▸ **Aim of the exercise**: Output the entries below exactly as written, omitting pictures.
□ □ □ □
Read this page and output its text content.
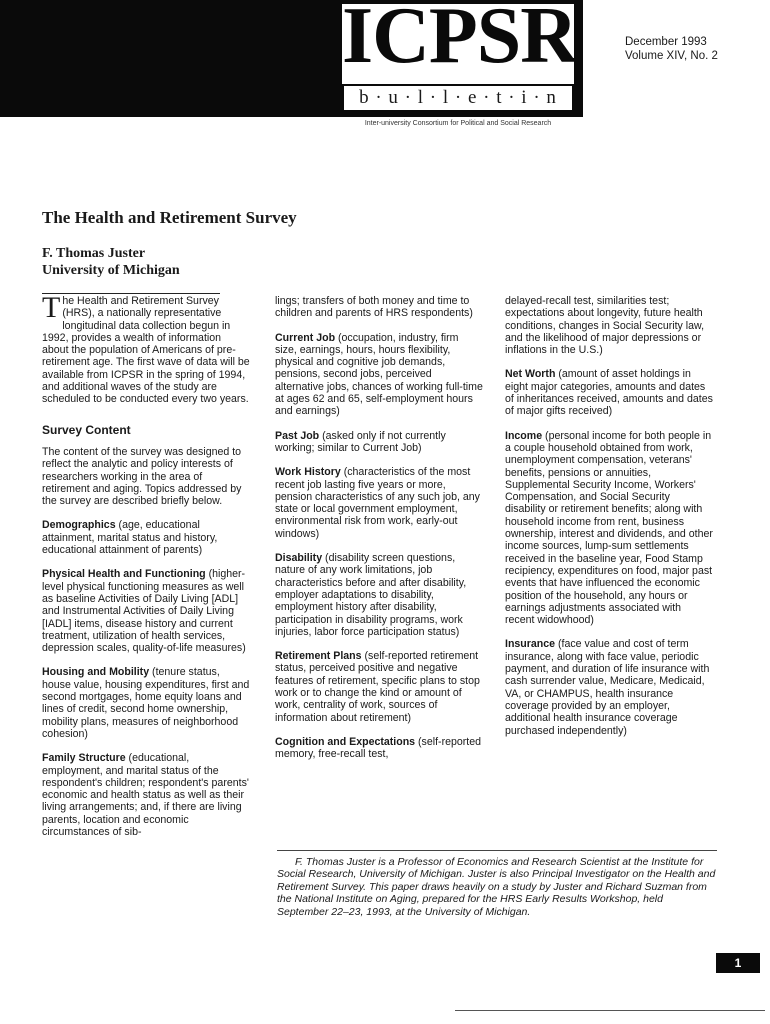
ICPSR
b · u · l · l · e · t · i · n
Inter-university Consortium for Political and Social Research
December 1993
Volume XIV, No. 2
The Health and Retirement Survey
F. Thomas Juster
University of Michigan

The Health and Retirement Survey (HRS), a nationally representative longitudinal data collection begun in 1992, provides a wealth of information about the population of Americans of pre-retirement age. The first wave of data will be available from ICPSR in the spring of 1994, and additional waves of the study are scheduled to be conducted every two years.

Survey Content

The content of the survey was designed to reflect the analytic and policy interests of researchers working in the area of retirement and aging. Topics addressed by the survey are described briefly below.

Demographics (age, educational attainment, marital status and history, educational attainment of parents)

Physical Health and Functioning (higher-level physical functioning measures as well as baseline Activities of Daily Living [ADL] and Instrumental Activities of Daily Living [IADL] items, disease history and current treatment, utilization of health services, depression scales, quality-of-life measures)

Housing and Mobility (tenure status, house value, housing expenditures, first and second mortgages, home equity loans and lines of credit, second home ownership, mobility plans, measures of neighborhood cohesion)

Family Structure (educational, employment, and marital status of the respondent's children; respondent's parents' economic and health status as well as their living arrangements; and, if there are living parents, location and economic circumstances of sib-

lings; transfers of both money and time to children and parents of HRS respondents)

Current Job (occupation, industry, firm size, earnings, hours, hours flexibility, physical and cognitive job demands, pensions, second jobs, perceived alternative jobs, chances of working full-time at ages 62 and 65, self-employment hours and earnings)

Past Job (asked only if not currently working; similar to Current Job)

Work History (characteristics of the most recent job lasting five years or more, pension characteristics of any such job, any state or local government employment, environmental risk from work, early-out windows)

Disability (disability screen questions, nature of any work limitations, job characteristics before and after disability, employer adaptations to disability, employment history after disability, participation in disability programs, work injuries, labor force participation status)

Retirement Plans (self-reported retirement status, perceived positive and negative features of retirement, specific plans to stop work or to change the kind or amount of work, centrality of work, sources of information about retirement)

Cognition and Expectations (self-reported memory, free-recall test,

delayed-recall test, similarities test; expectations about longevity, future health conditions, changes in Social Security law, and the likelihood of major depressions or inflations in the U.S.)

Net Worth (amount of asset holdings in eight major categories, amounts and dates of inheritances received, amounts and dates of major gifts received)

Income (personal income for both people in a couple household obtained from work, unemployment compensation, veterans' benefits, pensions or annuities, Supplemental Security Income, Workers' Compensation, and Social Security disability or retirement benefits; along with household income from rent, business ownership, interest and dividends, and other income sources, lump-sum settlements received in the baseline year, Food Stamp recipiency, expenditures on food, major past events that have influenced the economic position of the household, any hours or earnings adjustments associated with recent widowhood)

Insurance (face value and cost of term insurance, along with face value, periodic payment, and duration of life insurance with cash surrender value, Medicare, Medicaid, VA, or CHAMPUS, health insurance coverage provided by an employer, additional health insurance coverage purchased independently)

F. Thomas Juster is a Professor of Economics and Research Scientist at the Institute for Social Research, University of Michigan. Juster is also Principal Investigator on the Health and Retirement Survey. This paper draws heavily on a study by Juster and Richard Suzman from the National Institute on Aging, prepared for the HRS Early Results Workshop, held September 22–23, 1993, at the University of Michigan.
1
□ □ □ □
▸ **Output**:
Read this page and output its text content.
ICPSR
b · u · l · l · e · t · i · n
Inter-university Consortium for Political and Social Research
December 1993
Volume XIV, No. 2
The Health and Retirement Survey
F. Thomas Juster
University of Michigan

The Health and Retirement Survey (HRS), a nationally representative longitudinal data collection begun in 1992, provides a wealth of information about the population of Americans of pre-retirement age. The first wave of data will be available from ICPSR in the spring of 1994, and additional waves of the study are scheduled to be conducted every two years.

Survey Content

The content of the survey was designed to reflect the analytic and policy interests of researchers working in the area of retirement and aging. Topics addressed by the survey are described briefly below.

Demographics (age, educational attainment, marital status and history, educational attainment of parents)

Physical Health and Functioning (higher-level physical functioning measures as well as baseline Activities of Daily Living [ADL] and Instrumental Activities of Daily Living [IADL] items, disease history and current treatment, utilization of health services, depression scales, quality-of-life measures)

Housing and Mobility (tenure status, house value, housing expenditures, first and second mortgages, home equity loans and lines of credit, second home ownership, mobility plans, measures of neighborhood cohesion)

Family Structure (educational, employment, and marital status of the respondent's children; respondent's parents' economic and health status as well as their living arrangements; and, if there are living parents, location and economic circumstances of sib-

lings; transfers of both money and time to children and parents of HRS respondents)

Current Job (occupation, industry, firm size, earnings, hours, hours flexibility, physical and cognitive job demands, pensions, second jobs, perceived alternative jobs, chances of working full-time at ages 62 and 65, self-employment hours and earnings)

Past Job (asked only if not currently working; similar to Current Job)

Work History (characteristics of the most recent job lasting five years or more, pension characteristics of any such job, any state or local government employment, environmental risk from work, early-out windows)

Disability (disability screen questions, nature of any work limitations, job characteristics before and after disability, employer adaptations to disability, employment history after disability, participation in disability programs, work injuries, labor force participation status)

Retirement Plans (self-reported retirement status, perceived positive and negative features of retirement, specific plans to stop work or to change the kind or amount of work, centrality of work, sources of information about retirement)

Cognition and Expectations (self-reported memory, free-recall test,

delayed-recall test, similarities test; expectations about longevity, future health conditions, changes in Social Security law, and the likelihood of major depressions or inflations in the U.S.)

Net Worth (amount of asset holdings in eight major categories, amounts and dates of inheritances received, amounts and dates of major gifts received)

Income (personal income for both people in a couple household obtained from work, unemployment compensation, veterans' benefits, pensions or annuities, Supplemental Security Income, Workers' Compensation, and Social Security disability or retirement benefits; along with household income from rent, business ownership, interest and dividends, and other income sources, lump-sum settlements received in the baseline year, Food Stamp recipiency, expenditures on food, major past events that have influenced the economic position of the household, any hours or earnings adjustments associated with recent widowhood)

Insurance (face value and cost of term insurance, along with face value, periodic payment, and duration of life insurance with cash surrender value, Medicare, Medicaid, VA, or CHAMPUS, health insurance coverage provided by an employer, additional health insurance coverage purchased independently)

F. Thomas Juster is a Professor of Economics and Research Scientist at the Institute for Social Research, University of Michigan. Juster is also Principal Investigator on the Health and Retirement Survey. This paper draws heavily on a study by Juster and Richard Suzman from the National Institute on Aging, prepared for the HRS Early Results Workshop, held September 22–23, 1993, at the University of Michigan.
1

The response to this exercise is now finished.